# PROBLEM STATEMENT
Review the listing and copy each line that holds the word "this".

# GIVEN RECORDS
────
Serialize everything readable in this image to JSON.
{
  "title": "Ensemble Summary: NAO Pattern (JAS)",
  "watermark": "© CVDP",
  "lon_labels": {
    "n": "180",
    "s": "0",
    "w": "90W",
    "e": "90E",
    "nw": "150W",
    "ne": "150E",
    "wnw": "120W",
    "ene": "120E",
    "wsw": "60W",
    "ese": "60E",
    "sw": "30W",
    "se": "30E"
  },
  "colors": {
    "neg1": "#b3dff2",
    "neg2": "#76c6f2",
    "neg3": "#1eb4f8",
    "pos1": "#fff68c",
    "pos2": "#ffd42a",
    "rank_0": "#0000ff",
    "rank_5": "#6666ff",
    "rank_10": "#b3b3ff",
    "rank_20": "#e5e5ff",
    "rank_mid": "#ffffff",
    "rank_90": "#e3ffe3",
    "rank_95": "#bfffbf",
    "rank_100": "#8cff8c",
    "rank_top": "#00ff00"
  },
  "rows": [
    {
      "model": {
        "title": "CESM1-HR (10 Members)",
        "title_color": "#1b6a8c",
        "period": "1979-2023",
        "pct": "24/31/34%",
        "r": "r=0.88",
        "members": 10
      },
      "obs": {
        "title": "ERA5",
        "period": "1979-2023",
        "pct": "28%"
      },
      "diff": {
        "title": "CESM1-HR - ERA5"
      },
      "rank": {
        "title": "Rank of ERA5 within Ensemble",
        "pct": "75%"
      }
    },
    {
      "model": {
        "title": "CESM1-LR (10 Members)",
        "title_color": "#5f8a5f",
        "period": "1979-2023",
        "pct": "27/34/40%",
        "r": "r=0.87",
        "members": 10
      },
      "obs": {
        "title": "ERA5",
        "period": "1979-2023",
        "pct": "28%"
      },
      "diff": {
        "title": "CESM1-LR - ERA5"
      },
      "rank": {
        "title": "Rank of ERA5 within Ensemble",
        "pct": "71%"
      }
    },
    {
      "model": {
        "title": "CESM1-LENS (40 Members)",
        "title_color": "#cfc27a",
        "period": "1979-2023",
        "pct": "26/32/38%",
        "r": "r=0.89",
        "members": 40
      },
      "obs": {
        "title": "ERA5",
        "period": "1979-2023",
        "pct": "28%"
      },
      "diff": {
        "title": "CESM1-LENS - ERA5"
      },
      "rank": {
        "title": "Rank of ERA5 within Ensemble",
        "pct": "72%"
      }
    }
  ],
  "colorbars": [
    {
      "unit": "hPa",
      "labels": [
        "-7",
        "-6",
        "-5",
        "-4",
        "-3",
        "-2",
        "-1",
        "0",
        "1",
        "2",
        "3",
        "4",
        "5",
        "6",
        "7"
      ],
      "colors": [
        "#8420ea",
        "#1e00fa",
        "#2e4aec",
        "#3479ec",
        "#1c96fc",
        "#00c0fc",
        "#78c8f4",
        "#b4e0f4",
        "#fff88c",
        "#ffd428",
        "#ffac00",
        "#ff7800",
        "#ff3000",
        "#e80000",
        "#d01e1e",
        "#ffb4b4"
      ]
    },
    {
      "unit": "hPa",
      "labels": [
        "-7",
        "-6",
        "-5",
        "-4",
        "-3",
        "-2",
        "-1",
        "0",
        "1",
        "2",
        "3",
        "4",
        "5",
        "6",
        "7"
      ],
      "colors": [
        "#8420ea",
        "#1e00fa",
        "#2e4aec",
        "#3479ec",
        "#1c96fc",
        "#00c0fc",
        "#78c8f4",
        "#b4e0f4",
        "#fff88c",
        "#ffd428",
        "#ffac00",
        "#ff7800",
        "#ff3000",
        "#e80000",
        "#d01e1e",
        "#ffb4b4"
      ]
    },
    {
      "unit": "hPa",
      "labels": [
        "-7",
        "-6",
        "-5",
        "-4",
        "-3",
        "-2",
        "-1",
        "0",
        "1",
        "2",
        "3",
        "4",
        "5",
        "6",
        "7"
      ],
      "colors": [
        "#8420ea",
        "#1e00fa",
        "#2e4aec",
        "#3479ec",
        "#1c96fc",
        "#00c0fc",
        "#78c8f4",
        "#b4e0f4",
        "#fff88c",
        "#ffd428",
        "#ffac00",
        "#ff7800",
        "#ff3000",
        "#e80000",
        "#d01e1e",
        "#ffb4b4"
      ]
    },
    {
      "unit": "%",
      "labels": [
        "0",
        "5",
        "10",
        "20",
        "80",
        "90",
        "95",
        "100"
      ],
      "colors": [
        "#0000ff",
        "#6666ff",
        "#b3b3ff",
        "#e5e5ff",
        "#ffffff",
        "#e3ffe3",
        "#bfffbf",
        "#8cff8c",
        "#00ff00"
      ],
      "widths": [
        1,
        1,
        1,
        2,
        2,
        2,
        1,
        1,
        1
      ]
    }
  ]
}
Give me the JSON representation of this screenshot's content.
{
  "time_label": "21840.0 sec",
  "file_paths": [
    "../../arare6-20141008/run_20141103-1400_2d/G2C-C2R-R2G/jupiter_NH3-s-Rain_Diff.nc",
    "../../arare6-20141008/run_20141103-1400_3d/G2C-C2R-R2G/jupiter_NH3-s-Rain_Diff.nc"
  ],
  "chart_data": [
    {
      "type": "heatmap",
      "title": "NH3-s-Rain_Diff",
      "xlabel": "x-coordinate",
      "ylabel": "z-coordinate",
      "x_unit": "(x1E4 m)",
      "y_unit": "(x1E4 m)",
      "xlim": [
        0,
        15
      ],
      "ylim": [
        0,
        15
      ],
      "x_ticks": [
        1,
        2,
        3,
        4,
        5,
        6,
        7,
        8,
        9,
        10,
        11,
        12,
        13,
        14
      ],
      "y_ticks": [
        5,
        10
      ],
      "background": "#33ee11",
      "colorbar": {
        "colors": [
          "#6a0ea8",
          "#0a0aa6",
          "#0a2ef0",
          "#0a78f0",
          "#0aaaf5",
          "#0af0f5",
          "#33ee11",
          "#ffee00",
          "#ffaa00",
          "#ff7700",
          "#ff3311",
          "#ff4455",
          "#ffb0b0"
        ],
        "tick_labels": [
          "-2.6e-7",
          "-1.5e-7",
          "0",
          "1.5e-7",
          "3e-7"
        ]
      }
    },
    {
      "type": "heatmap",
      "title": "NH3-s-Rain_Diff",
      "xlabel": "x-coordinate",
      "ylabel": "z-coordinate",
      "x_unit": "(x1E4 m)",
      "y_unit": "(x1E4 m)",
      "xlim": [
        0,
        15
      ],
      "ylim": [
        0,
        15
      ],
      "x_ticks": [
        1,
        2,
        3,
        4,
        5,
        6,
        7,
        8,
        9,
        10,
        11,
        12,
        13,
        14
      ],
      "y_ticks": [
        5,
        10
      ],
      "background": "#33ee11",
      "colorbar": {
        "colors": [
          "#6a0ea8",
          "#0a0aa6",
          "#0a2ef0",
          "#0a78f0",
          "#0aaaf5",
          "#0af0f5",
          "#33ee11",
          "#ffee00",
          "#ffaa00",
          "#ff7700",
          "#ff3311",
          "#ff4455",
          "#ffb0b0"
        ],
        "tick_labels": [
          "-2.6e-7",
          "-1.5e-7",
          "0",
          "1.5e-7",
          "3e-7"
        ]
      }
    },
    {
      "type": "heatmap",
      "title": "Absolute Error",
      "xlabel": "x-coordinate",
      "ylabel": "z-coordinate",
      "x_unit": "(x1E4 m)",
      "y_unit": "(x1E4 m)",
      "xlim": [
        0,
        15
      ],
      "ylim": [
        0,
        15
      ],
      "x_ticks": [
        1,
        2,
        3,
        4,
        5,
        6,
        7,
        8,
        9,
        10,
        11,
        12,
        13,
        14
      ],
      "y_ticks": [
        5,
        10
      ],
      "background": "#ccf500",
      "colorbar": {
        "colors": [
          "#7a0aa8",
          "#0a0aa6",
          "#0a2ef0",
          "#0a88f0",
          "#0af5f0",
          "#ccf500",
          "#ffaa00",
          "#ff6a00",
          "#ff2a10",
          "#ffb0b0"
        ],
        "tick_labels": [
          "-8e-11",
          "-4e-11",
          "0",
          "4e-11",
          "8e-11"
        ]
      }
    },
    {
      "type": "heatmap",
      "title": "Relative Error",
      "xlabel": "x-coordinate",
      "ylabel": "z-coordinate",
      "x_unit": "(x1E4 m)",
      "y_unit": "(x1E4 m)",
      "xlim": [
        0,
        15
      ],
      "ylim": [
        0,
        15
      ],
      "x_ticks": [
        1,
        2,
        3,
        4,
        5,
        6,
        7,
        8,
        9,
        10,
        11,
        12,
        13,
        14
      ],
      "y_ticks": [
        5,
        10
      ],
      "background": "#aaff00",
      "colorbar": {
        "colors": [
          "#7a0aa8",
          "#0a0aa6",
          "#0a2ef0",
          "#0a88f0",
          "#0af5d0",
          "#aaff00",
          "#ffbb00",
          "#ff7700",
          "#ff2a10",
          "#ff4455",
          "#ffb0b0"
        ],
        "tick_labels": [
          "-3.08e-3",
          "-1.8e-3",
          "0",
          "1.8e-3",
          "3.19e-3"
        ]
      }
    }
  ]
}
────
# WORKED ANSWER
Serialize everything readable in this image to JSON.
Give me the JSON representation of this screenshot's content.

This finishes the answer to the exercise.